## AIM
Write out again only the lines between the one with "Output a JSON" and the end of the records below, both ends counted, and don't include the pictures.

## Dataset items
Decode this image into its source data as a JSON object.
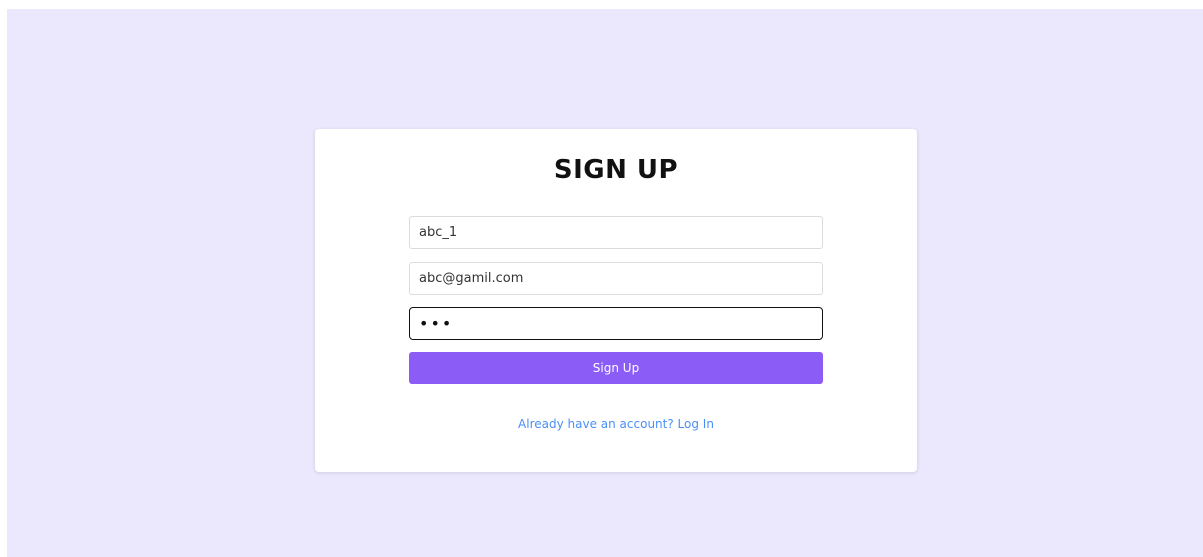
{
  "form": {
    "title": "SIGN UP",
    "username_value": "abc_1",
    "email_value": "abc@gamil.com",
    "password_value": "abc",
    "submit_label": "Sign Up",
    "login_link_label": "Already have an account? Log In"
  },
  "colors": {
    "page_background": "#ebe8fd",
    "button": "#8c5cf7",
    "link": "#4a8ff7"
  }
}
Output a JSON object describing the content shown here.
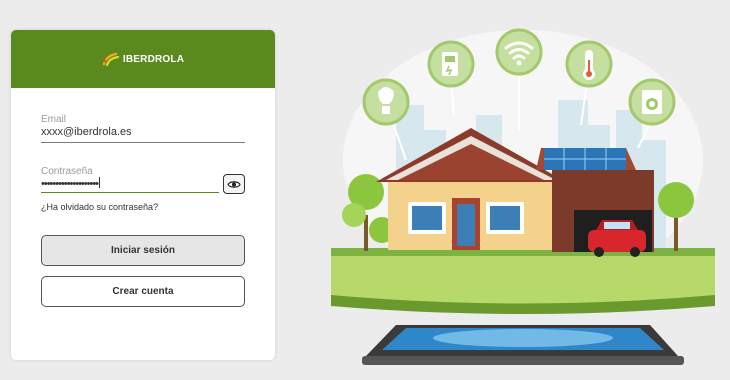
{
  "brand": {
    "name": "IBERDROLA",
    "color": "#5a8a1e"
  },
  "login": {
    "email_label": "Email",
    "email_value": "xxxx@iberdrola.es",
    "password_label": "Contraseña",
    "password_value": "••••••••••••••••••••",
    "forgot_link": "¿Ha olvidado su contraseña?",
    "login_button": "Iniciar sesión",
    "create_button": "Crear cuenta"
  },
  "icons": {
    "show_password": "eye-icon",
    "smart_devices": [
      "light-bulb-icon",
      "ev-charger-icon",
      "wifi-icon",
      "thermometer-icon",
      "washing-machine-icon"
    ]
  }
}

## WRITTEN RESPONSE
Output a JSON object describing the content shown here.
{
  "brand": {
    "name": "IBERDROLA",
    "color": "#5a8a1e"
  },
  "login": {
    "email_label": "Email",
    "email_value": "xxxx@iberdrola.es",
    "password_label": "Contraseña",
    "password_value": "••••••••••••••••••••",
    "forgot_link": "¿Ha olvidado su contraseña?",
    "login_button": "Iniciar sesión",
    "create_button": "Crear cuenta"
  },
  "icons": {
    "show_password": "eye-icon",
    "smart_devices": [
      "light-bulb-icon",
      "ev-charger-icon",
      "wifi-icon",
      "thermometer-icon",
      "washing-machine-icon"
    ]
  }
}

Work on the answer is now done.